Word for word, restate every line of the listing that follows.

Dataset items
• • • • • • •

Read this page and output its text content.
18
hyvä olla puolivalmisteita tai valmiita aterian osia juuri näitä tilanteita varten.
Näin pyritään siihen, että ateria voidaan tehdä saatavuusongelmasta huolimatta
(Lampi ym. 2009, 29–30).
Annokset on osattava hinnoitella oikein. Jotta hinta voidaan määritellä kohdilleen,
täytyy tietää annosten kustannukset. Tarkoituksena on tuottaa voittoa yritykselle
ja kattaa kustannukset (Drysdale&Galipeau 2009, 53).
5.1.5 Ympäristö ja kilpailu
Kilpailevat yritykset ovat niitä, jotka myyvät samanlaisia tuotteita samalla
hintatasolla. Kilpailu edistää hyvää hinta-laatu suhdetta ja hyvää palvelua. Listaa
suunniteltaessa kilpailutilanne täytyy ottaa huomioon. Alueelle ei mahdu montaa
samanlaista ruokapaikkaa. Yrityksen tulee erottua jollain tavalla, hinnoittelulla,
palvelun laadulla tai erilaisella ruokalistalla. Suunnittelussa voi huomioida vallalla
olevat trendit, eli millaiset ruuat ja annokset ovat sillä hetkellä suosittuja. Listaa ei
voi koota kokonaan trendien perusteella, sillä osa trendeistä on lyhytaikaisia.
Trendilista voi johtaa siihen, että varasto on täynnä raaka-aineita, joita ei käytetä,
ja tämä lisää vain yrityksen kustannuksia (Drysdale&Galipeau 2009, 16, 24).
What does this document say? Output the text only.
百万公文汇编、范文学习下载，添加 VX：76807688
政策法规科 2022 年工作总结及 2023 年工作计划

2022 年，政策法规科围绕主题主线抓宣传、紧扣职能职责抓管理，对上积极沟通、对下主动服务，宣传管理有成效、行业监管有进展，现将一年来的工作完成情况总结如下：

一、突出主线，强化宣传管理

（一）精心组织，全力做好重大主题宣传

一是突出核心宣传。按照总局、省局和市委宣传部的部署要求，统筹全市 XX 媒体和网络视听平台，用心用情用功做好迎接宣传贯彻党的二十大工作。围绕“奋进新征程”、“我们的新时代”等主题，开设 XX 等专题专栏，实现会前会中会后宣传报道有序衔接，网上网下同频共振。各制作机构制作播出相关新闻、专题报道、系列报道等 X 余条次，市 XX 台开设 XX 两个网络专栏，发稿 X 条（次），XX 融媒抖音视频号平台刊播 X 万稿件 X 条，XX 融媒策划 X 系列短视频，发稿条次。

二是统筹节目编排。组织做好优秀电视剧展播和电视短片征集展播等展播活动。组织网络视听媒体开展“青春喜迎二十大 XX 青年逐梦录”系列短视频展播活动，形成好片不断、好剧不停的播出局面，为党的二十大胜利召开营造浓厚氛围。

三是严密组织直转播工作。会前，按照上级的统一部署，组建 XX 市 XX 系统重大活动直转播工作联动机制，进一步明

• • • • • • •

#### Answer for this exercise
Read this page and output its text content.
18
hyvä olla puolivalmisteita tai valmiita aterian osia juuri näitä tilanteita varten.
Näin pyritään siihen, että ateria voidaan tehdä saatavuusongelmasta huolimatta
(Lampi ym. 2009, 29–30).
Annokset on osattava hinnoitella oikein. Jotta hinta voidaan määritellä kohdilleen,
täytyy tietää annosten kustannukset. Tarkoituksena on tuottaa voittoa yritykselle
ja kattaa kustannukset (Drysdale&Galipeau 2009, 53).
5.1.5 Ympäristö ja kilpailu
Kilpailevat yritykset ovat niitä, jotka myyvät samanlaisia tuotteita samalla
hintatasolla. Kilpailu edistää hyvää hinta-laatu suhdetta ja hyvää palvelua. Listaa
suunniteltaessa kilpailutilanne täytyy ottaa huomioon. Alueelle ei mahdu montaa
samanlaista ruokapaikkaa. Yrityksen tulee erottua jollain tavalla, hinnoittelulla,
palvelun laadulla tai erilaisella ruokalistalla. Suunnittelussa voi huomioida vallalla
olevat trendit, eli millaiset ruuat ja annokset ovat sillä hetkellä suosittuja. Listaa ei
voi koota kokonaan trendien perusteella, sillä osa trendeistä on lyhytaikaisia.
Trendilista voi johtaa siihen, että varasto on täynnä raaka-aineita, joita ei käytetä,
ja tämä lisää vain yrityksen kustannuksia (Drysdale&Galipeau 2009, 16, 24).
What does this document say? Output the text only.
百万公文汇编、范文学习下载，添加 VX：76807688
政策法规科 2022 年工作总结及 2023 年工作计划

2022 年，政策法规科围绕主题主线抓宣传、紧扣职能职责抓管理，对上积极沟通、对下主动服务，宣传管理有成效、行业监管有进展，现将一年来的工作完成情况总结如下：

一、突出主线，强化宣传管理

（一）精心组织，全力做好重大主题宣传

一是突出核心宣传。按照总局、省局和市委宣传部的部署要求，统筹全市 XX 媒体和网络视听平台，用心用情用功做好迎接宣传贯彻党的二十大工作。围绕“奋进新征程”、“我们的新时代”等主题，开设 XX 等专题专栏，实现会前会中会后宣传报道有序衔接，网上网下同频共振。各制作机构制作播出相关新闻、专题报道、系列报道等 X 余条次，市 XX 台开设 XX 两个网络专栏，发稿 X 条（次），XX 融媒抖音视频号平台刊播 X 万稿件 X 条，XX 融媒策划 X 系列短视频，发稿条次。

二是统筹节目编排。组织做好优秀电视剧展播和电视短片征集展播等展播活动。组织网络视听媒体开展“青春喜迎二十大 XX 青年逐梦录”系列短视频展播活动，形成好片不断、好剧不停的播出局面，为党的二十大胜利召开营造浓厚氛围。

三是严密组织直转播工作。会前，按照上级的统一部署，组建 XX 市 XX 系统重大活动直转播工作联动机制，进一步明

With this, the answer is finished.